--- EXERCISE MATERIAL ---
* Start *
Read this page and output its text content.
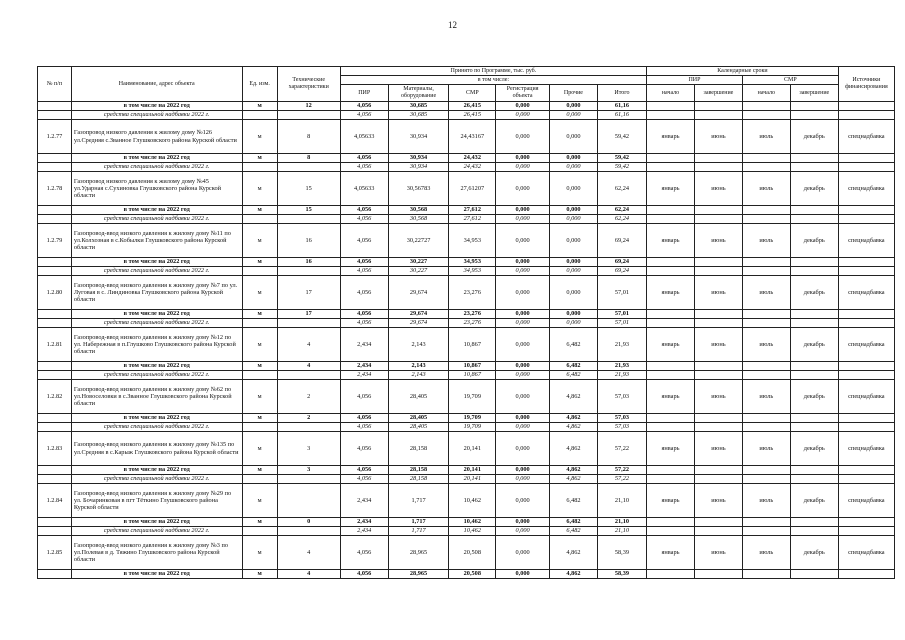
12
№ п/п	Наименование, адрес объекта	Ед. изм.	Технические характеристики	Принято по Программе, тыс. руб.						Календарные сроки				Источники финансирования
				в том числе:						ПИР		СМР		
				ПИР	Материалы, оборудование	СМР	Регистрация объекта	Прочие	Итого	начало	завершение	начало	завершение	
	в том числе на 2022 год	м	12	4,056	30,685	26,415	0,000	0,000	61,16					
	средства специальной надбавки 2022 г.			4,056	30,685	26,415	0,000	0,000	61,16					
1.2.77	Газопровод низкого давления к жилому дому №126 ул.Средняя с.Званное Глушковского района Курской области	м	8	4,05633	30,934	24,43167	0,000	0,000	59,42	январь	июнь	июль	декабрь	спецнадбавка
	в том числе на 2022 год	м	8	4,056	30,934	24,432	0,000	0,000	59,42					
	средства специальной надбавки 2022 г.			4,056	30,934	24,432	0,000	0,000	59,42					
1.2.78	Газопровод низкого давления к жилому дому №45 ул.Ударная с.Сухиновка Глушковского района Курской области	м	15	4,05633	30,56783	27,61207	0,000	0,000	62,24	январь	июнь	июль	декабрь	спецнадбавка
	в том числе на 2022 год	м	15	4,056	30,568	27,612	0,000	0,000	62,24					
	средства специальной надбавки 2022 г.			4,056	30,568	27,612	0,000	0,000	62,24					
1.2.79	Газопровод-ввод низкого давления к жилому дому №11 по ул.Колхозная в с.Кобылки Глушковского района Курской области	м	16	4,056	30,22727	34,953	0,000	0,000	69,24	январь	июнь	июль	декабрь	спецнадбавка
	в том числе на 2022 год	м	16	4,056	30,227	34,953	0,000	0,000	69,24					
	средства специальной надбавки 2022 г.			4,056	30,227	34,953	0,000	0,000	69,24					
1.2.80	Газопровод-ввод низкого давления к жилому дому №7 по ул. Луговая в с. Линдиновка Глушковского района Курской области	м	17	4,056	29,674	23,276	0,000	0,000	57,01	январь	июнь	июль	декабрь	спецнадбавка
	в том числе на 2022 год	м	17	4,056	29,674	23,276	0,000	0,000	57,01					
	средства специальной надбавки 2022 г.			4,056	29,674	23,276	0,000	0,000	57,01					
1.2.81	Газопровод-ввод низкого давления к жилому дому №12 по ул. Набережная в п.Глушково Глушковского района Курской области	м	4	2,434	2,143	10,867	0,000	6,482	21,93	январь	июнь	июль	декабрь	спецнадбавка
	в том числе на 2022 год	м	4	2,434	2,143	10,867	0,000	6,482	21,93					
	средства специальной надбавки 2022 г.			2,434	2,143	10,867	0,000	6,482	21,93					
1.2.82	Газопровод-ввод низкого давления к жилому дому №62 по ул.Новоселовки в с.Званное Глушковского района Курской области	м	2	4,056	28,405	19,709	0,000	4,862	57,03	январь	июнь	июль	декабрь	спецнадбавка
	в том числе на 2022 год	м	2	4,056	28,405	19,709	0,000	4,862	57,03					
	средства специальной надбавки 2022 г.			4,056	28,405	19,709	0,000	4,862	57,03					
1.2.83	Газопровод-ввод низкого давления к жилому дому №135 по ул.Средняя в с.Карыж Глушковского района Курской области	м	3	4,056	28,158	20,141	0,000	4,862	57,22	январь	июнь	июль	декабрь	спецнадбавка
	в том числе на 2022 год	м	3	4,056	28,158	20,141	0,000	4,862	57,22					
	средства специальной надбавки 2022 г.			4,056	28,158	20,141	0,000	4,862	57,22					
1.2.84	Газопровод-ввод низкого давления к жилому дому №29 по ул. Бочаринковая в пгт Тёткино Глушковского района Курской области	м		2,434	1,717	10,462	0,000	6,482	21,10	январь	июнь	июль	декабрь	спецнадбавка
	в том числе на 2022 год	м	0	2,434	1,717	10,462	0,000	6,482	21,10					
	средства специальной надбавки 2022 г.			2,434	1,717	10,462	0,000	6,482	21,10					
1.2.85	Газопровод-ввод низкого давления к жилому дому №3 по ул.Полевая в д. Тяжино Глушковского района Курской области	м	4	4,056	28,965	20,508	0,000	4,862	58,39	январь	июнь	июль	декабрь	спецнадбавка
	в том числе на 2022 год	м	4	4,056	28,965	20,508	0,000	4,862	58,39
* End *
--- WHAT YOU NEED TO DO ---
Each record above should come back exactly the same, only without its pictures.

--- SOLUTION TO THIS TASK ---
Read this page and output its text content.
12
№ п/п	Наименование, адрес объекта	Ед. изм.	Технические характеристики	Принято по Программе, тыс. руб.						Календарные сроки				Источники финансирования
				в том числе:						ПИР		СМР		
				ПИР	Материалы, оборудование	СМР	Регистрация объекта	Прочие	Итого	начало	завершение	начало	завершение	
	в том числе на 2022 год	м	12	4,056	30,685	26,415	0,000	0,000	61,16					
	средства специальной надбавки 2022 г.			4,056	30,685	26,415	0,000	0,000	61,16					
1.2.77	Газопровод низкого давления к жилому дому №126 ул.Средняя с.Званное Глушковского района Курской области	м	8	4,05633	30,934	24,43167	0,000	0,000	59,42	январь	июнь	июль	декабрь	спецнадбавка
	в том числе на 2022 год	м	8	4,056	30,934	24,432	0,000	0,000	59,42					
	средства специальной надбавки 2022 г.			4,056	30,934	24,432	0,000	0,000	59,42					
1.2.78	Газопровод низкого давления к жилому дому №45 ул.Ударная с.Сухиновка Глушковского района Курской области	м	15	4,05633	30,56783	27,61207	0,000	0,000	62,24	январь	июнь	июль	декабрь	спецнадбавка
	в том числе на 2022 год	м	15	4,056	30,568	27,612	0,000	0,000	62,24					
	средства специальной надбавки 2022 г.			4,056	30,568	27,612	0,000	0,000	62,24					
1.2.79	Газопровод-ввод низкого давления к жилому дому №11 по ул.Колхозная в с.Кобылки Глушковского района Курской области	м	16	4,056	30,22727	34,953	0,000	0,000	69,24	январь	июнь	июль	декабрь	спецнадбавка
	в том числе на 2022 год	м	16	4,056	30,227	34,953	0,000	0,000	69,24					
	средства специальной надбавки 2022 г.			4,056	30,227	34,953	0,000	0,000	69,24					
1.2.80	Газопровод-ввод низкого давления к жилому дому №7 по ул. Луговая в с. Линдиновка Глушковского района Курской области	м	17	4,056	29,674	23,276	0,000	0,000	57,01	январь	июнь	июль	декабрь	спецнадбавка
	в том числе на 2022 год	м	17	4,056	29,674	23,276	0,000	0,000	57,01					
	средства специальной надбавки 2022 г.			4,056	29,674	23,276	0,000	0,000	57,01					
1.2.81	Газопровод-ввод низкого давления к жилому дому №12 по ул. Набережная в п.Глушково Глушковского района Курской области	м	4	2,434	2,143	10,867	0,000	6,482	21,93	январь	июнь	июль	декабрь	спецнадбавка
	в том числе на 2022 год	м	4	2,434	2,143	10,867	0,000	6,482	21,93					
	средства специальной надбавки 2022 г.			2,434	2,143	10,867	0,000	6,482	21,93					
1.2.82	Газопровод-ввод низкого давления к жилому дому №62 по ул.Новоселовки в с.Званное Глушковского района Курской области	м	2	4,056	28,405	19,709	0,000	4,862	57,03	январь	июнь	июль	декабрь	спецнадбавка
	в том числе на 2022 год	м	2	4,056	28,405	19,709	0,000	4,862	57,03					
	средства специальной надбавки 2022 г.			4,056	28,405	19,709	0,000	4,862	57,03					
1.2.83	Газопровод-ввод низкого давления к жилому дому №135 по ул.Средняя в с.Карыж Глушковского района Курской области	м	3	4,056	28,158	20,141	0,000	4,862	57,22	январь	июнь	июль	декабрь	спецнадбавка
	в том числе на 2022 год	м	3	4,056	28,158	20,141	0,000	4,862	57,22					
	средства специальной надбавки 2022 г.			4,056	28,158	20,141	0,000	4,862	57,22					
1.2.84	Газопровод-ввод низкого давления к жилому дому №29 по ул. Бочаринковая в пгт Тёткино Глушковского района Курской области	м		2,434	1,717	10,462	0,000	6,482	21,10	январь	июнь	июль	декабрь	спецнадбавка
	в том числе на 2022 год	м	0	2,434	1,717	10,462	0,000	6,482	21,10					
	средства специальной надбавки 2022 г.			2,434	1,717	10,462	0,000	6,482	21,10					
1.2.85	Газопровод-ввод низкого давления к жилому дому №3 по ул.Полевая в д. Тяжино Глушковского района Курской области	м	4	4,056	28,965	20,508	0,000	4,862	58,39	январь	июнь	июль	декабрь	спецнадбавка
	в том числе на 2022 год	м	4	4,056	28,965	20,508	0,000	4,862	58,39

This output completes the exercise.